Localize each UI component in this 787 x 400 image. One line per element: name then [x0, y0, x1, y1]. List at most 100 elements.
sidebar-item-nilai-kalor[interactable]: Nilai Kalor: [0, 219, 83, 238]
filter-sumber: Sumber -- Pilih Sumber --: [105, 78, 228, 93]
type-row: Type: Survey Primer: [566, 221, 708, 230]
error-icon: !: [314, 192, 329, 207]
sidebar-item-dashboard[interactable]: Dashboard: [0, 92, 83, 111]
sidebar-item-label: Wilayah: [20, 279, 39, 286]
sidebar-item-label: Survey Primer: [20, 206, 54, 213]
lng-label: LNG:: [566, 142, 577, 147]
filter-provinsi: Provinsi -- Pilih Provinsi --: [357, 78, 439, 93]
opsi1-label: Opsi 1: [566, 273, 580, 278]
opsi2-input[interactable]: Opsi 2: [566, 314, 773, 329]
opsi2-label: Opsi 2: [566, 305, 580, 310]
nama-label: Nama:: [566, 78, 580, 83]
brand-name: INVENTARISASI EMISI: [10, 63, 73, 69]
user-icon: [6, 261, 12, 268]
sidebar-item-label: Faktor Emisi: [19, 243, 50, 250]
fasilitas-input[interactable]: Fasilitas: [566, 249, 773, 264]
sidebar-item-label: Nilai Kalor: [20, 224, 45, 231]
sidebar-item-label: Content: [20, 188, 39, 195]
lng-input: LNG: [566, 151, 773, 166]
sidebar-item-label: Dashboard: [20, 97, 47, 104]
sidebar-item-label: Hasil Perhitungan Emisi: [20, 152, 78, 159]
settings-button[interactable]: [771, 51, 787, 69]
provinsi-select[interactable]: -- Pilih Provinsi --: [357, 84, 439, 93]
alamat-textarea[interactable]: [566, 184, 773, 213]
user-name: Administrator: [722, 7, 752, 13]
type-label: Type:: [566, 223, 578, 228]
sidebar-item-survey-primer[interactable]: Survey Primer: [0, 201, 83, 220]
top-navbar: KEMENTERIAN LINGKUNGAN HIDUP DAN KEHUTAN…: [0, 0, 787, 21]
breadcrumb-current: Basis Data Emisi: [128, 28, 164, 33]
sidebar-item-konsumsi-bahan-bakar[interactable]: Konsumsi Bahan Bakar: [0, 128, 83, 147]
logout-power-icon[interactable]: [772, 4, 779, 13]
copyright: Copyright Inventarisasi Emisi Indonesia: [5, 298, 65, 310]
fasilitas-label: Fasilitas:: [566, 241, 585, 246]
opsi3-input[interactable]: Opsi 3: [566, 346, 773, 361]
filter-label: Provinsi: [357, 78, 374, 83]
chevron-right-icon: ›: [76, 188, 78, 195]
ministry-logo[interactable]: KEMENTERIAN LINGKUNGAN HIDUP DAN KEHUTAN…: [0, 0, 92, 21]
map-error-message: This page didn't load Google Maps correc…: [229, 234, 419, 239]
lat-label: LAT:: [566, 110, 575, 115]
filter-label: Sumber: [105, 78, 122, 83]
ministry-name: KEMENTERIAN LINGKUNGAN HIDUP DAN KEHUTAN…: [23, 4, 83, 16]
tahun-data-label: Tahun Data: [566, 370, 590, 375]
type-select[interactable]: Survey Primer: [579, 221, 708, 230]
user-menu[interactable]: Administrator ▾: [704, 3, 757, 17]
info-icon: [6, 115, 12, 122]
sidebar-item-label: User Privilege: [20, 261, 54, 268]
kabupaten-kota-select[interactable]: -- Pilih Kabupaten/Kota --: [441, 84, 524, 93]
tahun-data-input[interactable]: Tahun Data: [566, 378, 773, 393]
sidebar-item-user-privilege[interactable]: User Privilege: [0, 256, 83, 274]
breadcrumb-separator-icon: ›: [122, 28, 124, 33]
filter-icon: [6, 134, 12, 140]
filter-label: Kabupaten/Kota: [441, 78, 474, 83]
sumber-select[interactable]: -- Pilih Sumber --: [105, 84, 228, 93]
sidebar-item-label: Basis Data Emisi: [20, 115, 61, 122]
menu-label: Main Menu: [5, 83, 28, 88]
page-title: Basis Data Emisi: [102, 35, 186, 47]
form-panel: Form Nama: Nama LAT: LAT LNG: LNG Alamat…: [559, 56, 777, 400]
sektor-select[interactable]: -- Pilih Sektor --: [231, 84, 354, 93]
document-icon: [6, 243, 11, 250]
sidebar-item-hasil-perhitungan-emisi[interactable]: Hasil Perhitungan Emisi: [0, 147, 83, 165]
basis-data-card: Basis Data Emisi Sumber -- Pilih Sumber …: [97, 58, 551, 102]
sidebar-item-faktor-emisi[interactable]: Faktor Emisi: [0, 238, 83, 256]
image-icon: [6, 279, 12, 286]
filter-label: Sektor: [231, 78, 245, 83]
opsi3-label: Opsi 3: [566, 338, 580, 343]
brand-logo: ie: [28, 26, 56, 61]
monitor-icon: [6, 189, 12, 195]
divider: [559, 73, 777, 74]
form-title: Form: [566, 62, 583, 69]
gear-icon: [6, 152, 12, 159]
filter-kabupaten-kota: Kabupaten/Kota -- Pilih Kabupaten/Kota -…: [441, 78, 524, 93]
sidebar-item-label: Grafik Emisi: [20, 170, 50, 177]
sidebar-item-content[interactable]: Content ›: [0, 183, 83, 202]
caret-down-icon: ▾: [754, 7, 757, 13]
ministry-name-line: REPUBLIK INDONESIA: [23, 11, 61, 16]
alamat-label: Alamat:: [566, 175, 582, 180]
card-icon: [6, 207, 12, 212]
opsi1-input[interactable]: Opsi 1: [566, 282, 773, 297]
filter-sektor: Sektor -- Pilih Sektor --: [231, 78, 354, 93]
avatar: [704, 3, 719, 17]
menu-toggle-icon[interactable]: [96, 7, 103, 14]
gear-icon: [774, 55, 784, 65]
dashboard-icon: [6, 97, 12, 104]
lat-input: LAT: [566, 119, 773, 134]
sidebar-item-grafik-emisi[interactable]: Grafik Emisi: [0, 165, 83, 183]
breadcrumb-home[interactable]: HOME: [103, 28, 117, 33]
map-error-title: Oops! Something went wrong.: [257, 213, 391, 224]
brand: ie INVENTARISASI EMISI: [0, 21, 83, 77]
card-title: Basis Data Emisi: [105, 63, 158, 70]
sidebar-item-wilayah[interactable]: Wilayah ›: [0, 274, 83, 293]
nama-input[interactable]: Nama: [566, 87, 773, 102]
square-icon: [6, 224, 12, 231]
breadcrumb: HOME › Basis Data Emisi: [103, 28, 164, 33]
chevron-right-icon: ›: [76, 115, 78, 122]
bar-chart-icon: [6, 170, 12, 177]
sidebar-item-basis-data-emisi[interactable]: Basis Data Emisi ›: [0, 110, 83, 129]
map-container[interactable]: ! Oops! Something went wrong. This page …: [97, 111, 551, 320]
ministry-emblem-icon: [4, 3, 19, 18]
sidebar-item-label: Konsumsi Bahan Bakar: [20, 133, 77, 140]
◇ ◇ ◇ ◇ ◇ ◇ ◇
Brief
Write out the data above again line for line, changing nothing.

Answer for the task
Localize each UI component in this 787 x 400 image. One line per element: name then [x0, y0, x1, y1]. List at most 100 elements.
sidebar-item-nilai-kalor[interactable]: Nilai Kalor: [0, 219, 83, 238]
filter-sumber: Sumber -- Pilih Sumber --: [105, 78, 228, 93]
type-row: Type: Survey Primer: [566, 221, 708, 230]
error-icon: !: [314, 192, 329, 207]
sidebar-item-dashboard[interactable]: Dashboard: [0, 92, 83, 111]
sidebar-item-label: Wilayah: [20, 279, 39, 286]
sidebar-item-label: Survey Primer: [20, 206, 54, 213]
lng-label: LNG:: [566, 142, 577, 147]
filter-provinsi: Provinsi -- Pilih Provinsi --: [357, 78, 439, 93]
opsi1-label: Opsi 1: [566, 273, 580, 278]
opsi2-input[interactable]: Opsi 2: [566, 314, 773, 329]
opsi2-label: Opsi 2: [566, 305, 580, 310]
nama-label: Nama:: [566, 78, 580, 83]
brand-name: INVENTARISASI EMISI: [10, 63, 73, 69]
user-icon: [6, 261, 12, 268]
sidebar-item-label: Faktor Emisi: [19, 243, 50, 250]
fasilitas-input[interactable]: Fasilitas: [566, 249, 773, 264]
sidebar-item-label: Nilai Kalor: [20, 224, 45, 231]
sidebar-item-label: Content: [20, 188, 39, 195]
lng-input: LNG: [566, 151, 773, 166]
sidebar-item-label: Dashboard: [20, 97, 47, 104]
sidebar-item-label: Hasil Perhitungan Emisi: [20, 152, 78, 159]
settings-button[interactable]: [771, 51, 787, 69]
provinsi-select[interactable]: -- Pilih Provinsi --: [357, 84, 439, 93]
alamat-textarea[interactable]: [566, 184, 773, 213]
user-name: Administrator: [722, 7, 752, 13]
type-label: Type:: [566, 223, 578, 228]
sidebar-item-survey-primer[interactable]: Survey Primer: [0, 201, 83, 220]
top-navbar: KEMENTERIAN LINGKUNGAN HIDUP DAN KEHUTAN…: [0, 0, 787, 21]
breadcrumb-current: Basis Data Emisi: [128, 28, 164, 33]
sidebar-item-konsumsi-bahan-bakar[interactable]: Konsumsi Bahan Bakar: [0, 128, 83, 147]
logout-power-icon[interactable]: [772, 4, 779, 13]
copyright: Copyright Inventarisasi Emisi Indonesia: [5, 298, 65, 310]
fasilitas-label: Fasilitas:: [566, 241, 585, 246]
opsi3-input[interactable]: Opsi 3: [566, 346, 773, 361]
filter-label: Provinsi: [357, 78, 374, 83]
chevron-right-icon: ›: [76, 188, 78, 195]
ministry-logo[interactable]: KEMENTERIAN LINGKUNGAN HIDUP DAN KEHUTAN…: [0, 0, 92, 21]
map-error-message: This page didn't load Google Maps correc…: [229, 234, 419, 239]
lat-label: LAT:: [566, 110, 575, 115]
filter-label: Sumber: [105, 78, 122, 83]
ministry-name: KEMENTERIAN LINGKUNGAN HIDUP DAN KEHUTAN…: [23, 4, 83, 16]
tahun-data-label: Tahun Data: [566, 370, 590, 375]
type-select[interactable]: Survey Primer: [579, 221, 708, 230]
user-menu[interactable]: Administrator ▾: [704, 3, 757, 17]
info-icon: [6, 115, 12, 122]
sidebar-item-label: User Privilege: [20, 261, 54, 268]
kabupaten-kota-select[interactable]: -- Pilih Kabupaten/Kota --: [441, 84, 524, 93]
tahun-data-input[interactable]: Tahun Data: [566, 378, 773, 393]
sidebar-item-user-privilege[interactable]: User Privilege: [0, 256, 83, 274]
breadcrumb-separator-icon: ›: [122, 28, 124, 33]
filter-icon: [6, 134, 12, 140]
filter-label: Kabupaten/Kota: [441, 78, 474, 83]
sumber-select[interactable]: -- Pilih Sumber --: [105, 84, 228, 93]
sidebar-item-label: Basis Data Emisi: [20, 115, 61, 122]
menu-label: Main Menu: [5, 83, 28, 88]
page-title: Basis Data Emisi: [102, 35, 186, 47]
form-panel: Form Nama: Nama LAT: LAT LNG: LNG Alamat…: [559, 56, 777, 400]
sektor-select[interactable]: -- Pilih Sektor --: [231, 84, 354, 93]
document-icon: [6, 243, 11, 250]
sidebar-item-hasil-perhitungan-emisi[interactable]: Hasil Perhitungan Emisi: [0, 147, 83, 165]
basis-data-card: Basis Data Emisi Sumber -- Pilih Sumber …: [97, 58, 551, 102]
sidebar-item-faktor-emisi[interactable]: Faktor Emisi: [0, 238, 83, 256]
image-icon: [6, 279, 12, 286]
filter-label: Sektor: [231, 78, 245, 83]
opsi3-label: Opsi 3: [566, 338, 580, 343]
brand-logo: ie: [28, 26, 56, 61]
monitor-icon: [6, 189, 12, 195]
divider: [559, 73, 777, 74]
form-title: Form: [566, 62, 583, 69]
gear-icon: [6, 152, 12, 159]
filter-kabupaten-kota: Kabupaten/Kota -- Pilih Kabupaten/Kota -…: [441, 78, 524, 93]
sidebar-item-label: Grafik Emisi: [20, 170, 50, 177]
sidebar-item-content[interactable]: Content ›: [0, 183, 83, 202]
caret-down-icon: ▾: [754, 7, 757, 13]
ministry-name-line: REPUBLIK INDONESIA: [23, 11, 61, 16]
alamat-label: Alamat:: [566, 175, 582, 180]
card-icon: [6, 207, 12, 212]
opsi1-input[interactable]: Opsi 1: [566, 282, 773, 297]
filter-sektor: Sektor -- Pilih Sektor --: [231, 78, 354, 93]
avatar: [704, 3, 719, 17]
menu-toggle-icon[interactable]: [96, 7, 103, 14]
gear-icon: [774, 55, 784, 65]
dashboard-icon: [6, 97, 12, 104]
lat-input: LAT: [566, 119, 773, 134]
sidebar-item-grafik-emisi[interactable]: Grafik Emisi: [0, 165, 83, 183]
breadcrumb-home[interactable]: HOME: [103, 28, 117, 33]
map-error-title: Oops! Something went wrong.: [257, 213, 391, 224]
brand: ie INVENTARISASI EMISI: [0, 21, 83, 77]
card-title: Basis Data Emisi: [105, 63, 158, 70]
sidebar-item-wilayah[interactable]: Wilayah ›: [0, 274, 83, 293]
nama-input[interactable]: Nama: [566, 87, 773, 102]
square-icon: [6, 224, 12, 231]
breadcrumb: HOME › Basis Data Emisi: [103, 28, 164, 33]
chevron-right-icon: ›: [76, 115, 78, 122]
bar-chart-icon: [6, 170, 12, 177]
sidebar-item-basis-data-emisi[interactable]: Basis Data Emisi ›: [0, 110, 83, 129]
map-container[interactable]: ! Oops! Something went wrong. This page …: [97, 111, 551, 320]
ministry-emblem-icon: [4, 3, 19, 18]
sidebar-item-label: Konsumsi Bahan Bakar: [20, 133, 77, 140]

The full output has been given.